## Start RECORDED DATA

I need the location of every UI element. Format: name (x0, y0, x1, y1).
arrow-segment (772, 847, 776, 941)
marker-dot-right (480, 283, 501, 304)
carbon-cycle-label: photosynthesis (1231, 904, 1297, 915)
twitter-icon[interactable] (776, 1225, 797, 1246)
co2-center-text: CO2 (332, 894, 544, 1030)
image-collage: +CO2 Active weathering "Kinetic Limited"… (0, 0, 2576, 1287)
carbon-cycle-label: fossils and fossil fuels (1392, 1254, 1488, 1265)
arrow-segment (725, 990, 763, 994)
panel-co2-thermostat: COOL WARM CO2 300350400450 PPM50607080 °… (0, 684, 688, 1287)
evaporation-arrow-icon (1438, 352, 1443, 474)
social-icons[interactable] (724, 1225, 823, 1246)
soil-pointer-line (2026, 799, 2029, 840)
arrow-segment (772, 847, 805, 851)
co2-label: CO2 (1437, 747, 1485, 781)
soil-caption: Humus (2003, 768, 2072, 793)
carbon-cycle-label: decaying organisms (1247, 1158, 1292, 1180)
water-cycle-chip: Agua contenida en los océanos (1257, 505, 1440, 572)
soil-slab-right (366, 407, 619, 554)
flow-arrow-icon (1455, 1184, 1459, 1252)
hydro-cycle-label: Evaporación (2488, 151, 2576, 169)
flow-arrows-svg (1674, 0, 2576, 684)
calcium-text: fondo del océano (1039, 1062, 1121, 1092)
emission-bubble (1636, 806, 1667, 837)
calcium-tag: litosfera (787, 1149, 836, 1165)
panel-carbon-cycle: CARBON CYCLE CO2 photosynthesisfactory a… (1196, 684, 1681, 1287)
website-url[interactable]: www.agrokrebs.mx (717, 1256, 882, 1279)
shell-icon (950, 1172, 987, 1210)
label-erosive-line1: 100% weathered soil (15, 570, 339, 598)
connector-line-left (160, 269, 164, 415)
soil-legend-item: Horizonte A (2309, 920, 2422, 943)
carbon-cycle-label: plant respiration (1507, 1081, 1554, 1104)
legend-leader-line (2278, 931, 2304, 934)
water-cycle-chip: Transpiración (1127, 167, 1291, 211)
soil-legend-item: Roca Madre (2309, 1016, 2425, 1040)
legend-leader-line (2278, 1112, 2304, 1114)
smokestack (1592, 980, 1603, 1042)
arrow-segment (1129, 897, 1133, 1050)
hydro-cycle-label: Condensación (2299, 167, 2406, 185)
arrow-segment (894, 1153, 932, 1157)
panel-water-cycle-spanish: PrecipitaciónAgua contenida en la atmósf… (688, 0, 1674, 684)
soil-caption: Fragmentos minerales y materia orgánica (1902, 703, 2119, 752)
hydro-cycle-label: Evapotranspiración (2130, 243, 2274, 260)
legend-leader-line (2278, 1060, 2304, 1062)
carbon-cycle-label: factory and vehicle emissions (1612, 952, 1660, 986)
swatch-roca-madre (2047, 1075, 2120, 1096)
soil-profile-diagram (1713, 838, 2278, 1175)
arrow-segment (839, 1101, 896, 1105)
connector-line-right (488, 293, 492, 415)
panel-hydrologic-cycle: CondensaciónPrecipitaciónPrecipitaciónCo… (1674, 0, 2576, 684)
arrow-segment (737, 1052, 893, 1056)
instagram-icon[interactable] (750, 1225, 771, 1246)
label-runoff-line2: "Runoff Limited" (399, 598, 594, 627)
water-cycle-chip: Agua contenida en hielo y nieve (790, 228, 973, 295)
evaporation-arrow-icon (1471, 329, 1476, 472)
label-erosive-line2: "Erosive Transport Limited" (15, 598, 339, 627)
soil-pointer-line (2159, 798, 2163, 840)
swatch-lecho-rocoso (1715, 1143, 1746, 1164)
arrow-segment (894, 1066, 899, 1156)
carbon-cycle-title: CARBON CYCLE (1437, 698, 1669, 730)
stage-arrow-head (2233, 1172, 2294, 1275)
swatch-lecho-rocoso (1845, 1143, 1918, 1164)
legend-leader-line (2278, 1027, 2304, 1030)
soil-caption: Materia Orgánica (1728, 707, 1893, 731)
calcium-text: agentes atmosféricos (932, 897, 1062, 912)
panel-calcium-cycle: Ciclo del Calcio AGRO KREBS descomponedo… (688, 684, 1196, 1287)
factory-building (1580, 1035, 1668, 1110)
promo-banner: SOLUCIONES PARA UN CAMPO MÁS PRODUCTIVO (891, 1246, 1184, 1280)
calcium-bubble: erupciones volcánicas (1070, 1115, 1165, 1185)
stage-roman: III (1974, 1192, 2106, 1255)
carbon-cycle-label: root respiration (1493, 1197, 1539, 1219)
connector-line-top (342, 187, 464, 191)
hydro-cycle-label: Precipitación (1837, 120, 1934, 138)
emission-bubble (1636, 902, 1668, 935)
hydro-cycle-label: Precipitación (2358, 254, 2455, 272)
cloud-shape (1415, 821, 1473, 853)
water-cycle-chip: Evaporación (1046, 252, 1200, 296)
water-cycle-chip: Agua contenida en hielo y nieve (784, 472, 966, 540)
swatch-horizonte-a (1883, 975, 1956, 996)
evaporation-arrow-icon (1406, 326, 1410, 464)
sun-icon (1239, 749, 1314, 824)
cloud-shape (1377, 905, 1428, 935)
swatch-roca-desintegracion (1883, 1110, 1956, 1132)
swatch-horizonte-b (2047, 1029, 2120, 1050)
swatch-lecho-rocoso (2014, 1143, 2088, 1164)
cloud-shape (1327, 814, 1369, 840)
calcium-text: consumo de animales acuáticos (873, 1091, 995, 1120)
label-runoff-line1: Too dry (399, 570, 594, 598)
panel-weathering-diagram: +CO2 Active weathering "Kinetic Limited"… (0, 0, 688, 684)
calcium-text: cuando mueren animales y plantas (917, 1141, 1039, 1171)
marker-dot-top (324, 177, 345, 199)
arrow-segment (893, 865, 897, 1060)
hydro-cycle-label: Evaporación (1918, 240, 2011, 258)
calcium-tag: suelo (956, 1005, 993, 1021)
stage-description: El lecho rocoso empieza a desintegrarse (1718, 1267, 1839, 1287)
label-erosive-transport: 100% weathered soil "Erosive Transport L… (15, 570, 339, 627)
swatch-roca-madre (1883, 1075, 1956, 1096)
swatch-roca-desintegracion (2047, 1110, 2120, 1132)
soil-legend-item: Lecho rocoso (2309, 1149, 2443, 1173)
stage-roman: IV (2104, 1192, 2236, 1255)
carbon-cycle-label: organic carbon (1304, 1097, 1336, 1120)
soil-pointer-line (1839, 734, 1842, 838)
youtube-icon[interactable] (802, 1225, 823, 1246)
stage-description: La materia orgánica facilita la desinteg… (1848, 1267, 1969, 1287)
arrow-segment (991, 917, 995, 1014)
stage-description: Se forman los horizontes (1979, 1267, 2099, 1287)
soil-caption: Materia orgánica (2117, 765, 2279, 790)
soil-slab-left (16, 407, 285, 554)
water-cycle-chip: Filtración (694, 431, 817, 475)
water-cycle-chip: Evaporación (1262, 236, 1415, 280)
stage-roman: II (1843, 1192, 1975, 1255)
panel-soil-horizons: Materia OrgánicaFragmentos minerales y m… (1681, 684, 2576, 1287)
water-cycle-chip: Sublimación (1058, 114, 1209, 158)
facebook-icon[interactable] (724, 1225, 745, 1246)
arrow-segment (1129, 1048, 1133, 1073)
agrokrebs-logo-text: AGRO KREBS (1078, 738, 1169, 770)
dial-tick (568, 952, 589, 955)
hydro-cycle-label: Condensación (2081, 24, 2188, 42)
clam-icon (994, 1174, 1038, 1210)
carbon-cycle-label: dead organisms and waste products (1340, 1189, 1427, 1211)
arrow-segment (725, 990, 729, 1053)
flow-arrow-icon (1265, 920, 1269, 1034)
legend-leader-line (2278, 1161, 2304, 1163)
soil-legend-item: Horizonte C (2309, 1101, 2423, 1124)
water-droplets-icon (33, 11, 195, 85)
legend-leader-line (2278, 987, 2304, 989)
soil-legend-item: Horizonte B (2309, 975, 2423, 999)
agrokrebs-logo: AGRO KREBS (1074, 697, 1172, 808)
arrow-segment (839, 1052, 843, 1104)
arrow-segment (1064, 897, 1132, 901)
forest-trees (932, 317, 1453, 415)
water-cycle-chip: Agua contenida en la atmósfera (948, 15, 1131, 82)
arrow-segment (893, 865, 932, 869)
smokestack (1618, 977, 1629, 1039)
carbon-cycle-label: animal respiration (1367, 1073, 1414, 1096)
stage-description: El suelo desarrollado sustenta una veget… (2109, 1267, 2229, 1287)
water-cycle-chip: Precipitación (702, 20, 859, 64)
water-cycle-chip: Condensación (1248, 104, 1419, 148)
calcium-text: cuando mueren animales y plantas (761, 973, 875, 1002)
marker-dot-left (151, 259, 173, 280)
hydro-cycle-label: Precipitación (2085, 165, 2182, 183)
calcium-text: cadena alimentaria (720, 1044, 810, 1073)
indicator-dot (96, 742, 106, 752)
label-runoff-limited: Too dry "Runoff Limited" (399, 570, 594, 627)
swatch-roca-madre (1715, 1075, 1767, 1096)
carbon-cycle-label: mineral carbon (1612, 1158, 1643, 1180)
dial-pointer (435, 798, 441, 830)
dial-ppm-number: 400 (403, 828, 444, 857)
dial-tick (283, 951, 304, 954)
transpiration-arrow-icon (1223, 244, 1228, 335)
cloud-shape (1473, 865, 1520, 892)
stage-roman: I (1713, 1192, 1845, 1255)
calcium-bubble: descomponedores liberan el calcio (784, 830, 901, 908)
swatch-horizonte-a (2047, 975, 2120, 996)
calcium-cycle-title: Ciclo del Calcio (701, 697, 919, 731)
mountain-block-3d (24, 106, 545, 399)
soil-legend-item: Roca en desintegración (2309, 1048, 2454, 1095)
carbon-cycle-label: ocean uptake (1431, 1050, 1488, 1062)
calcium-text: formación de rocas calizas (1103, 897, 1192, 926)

## End RECORDED DATA

§ **AIM OF THE TASK**:
Update the rows from the first one through the line that contains "soil-legend-item: Roca Madre" by replacing "arrow-segment" with "arrow-piece", and give those rows again with everything else unchanged.

§ **TASK OUTPUT**:
I need the location of every UI element. Format: name (x0, y0, x1, y1).
arrow-piece (772, 847, 776, 941)
marker-dot-right (480, 283, 501, 304)
carbon-cycle-label: photosynthesis (1231, 904, 1297, 915)
twitter-icon[interactable] (776, 1225, 797, 1246)
co2-center-text: CO2 (332, 894, 544, 1030)
image-collage: +CO2 Active weathering "Kinetic Limited"… (0, 0, 2576, 1287)
carbon-cycle-label: fossils and fossil fuels (1392, 1254, 1488, 1265)
arrow-piece (725, 990, 763, 994)
panel-co2-thermostat: COOL WARM CO2 300350400450 PPM50607080 °… (0, 684, 688, 1287)
evaporation-arrow-icon (1438, 352, 1443, 474)
social-icons[interactable] (724, 1225, 823, 1246)
soil-pointer-line (2026, 799, 2029, 840)
arrow-piece (772, 847, 805, 851)
co2-label: CO2 (1437, 747, 1485, 781)
soil-caption: Humus (2003, 768, 2072, 793)
carbon-cycle-label: decaying organisms (1247, 1158, 1292, 1180)
water-cycle-chip: Agua contenida en los océanos (1257, 505, 1440, 572)
soil-slab-right (366, 407, 619, 554)
flow-arrow-icon (1455, 1184, 1459, 1252)
hydro-cycle-label: Evaporación (2488, 151, 2576, 169)
flow-arrows-svg (1674, 0, 2576, 684)
calcium-text: fondo del océano (1039, 1062, 1121, 1092)
emission-bubble (1636, 806, 1667, 837)
calcium-tag: litosfera (787, 1149, 836, 1165)
panel-carbon-cycle: CARBON CYCLE CO2 photosynthesisfactory a… (1196, 684, 1681, 1287)
website-url[interactable]: www.agrokrebs.mx (717, 1256, 882, 1279)
shell-icon (950, 1172, 987, 1210)
label-erosive-line1: 100% weathered soil (15, 570, 339, 598)
connector-line-left (160, 269, 164, 415)
soil-legend-item: Horizonte A (2309, 920, 2422, 943)
carbon-cycle-label: plant respiration (1507, 1081, 1554, 1104)
legend-leader-line (2278, 931, 2304, 934)
water-cycle-chip: Transpiración (1127, 167, 1291, 211)
soil-legend-item: Roca Madre (2309, 1016, 2425, 1040)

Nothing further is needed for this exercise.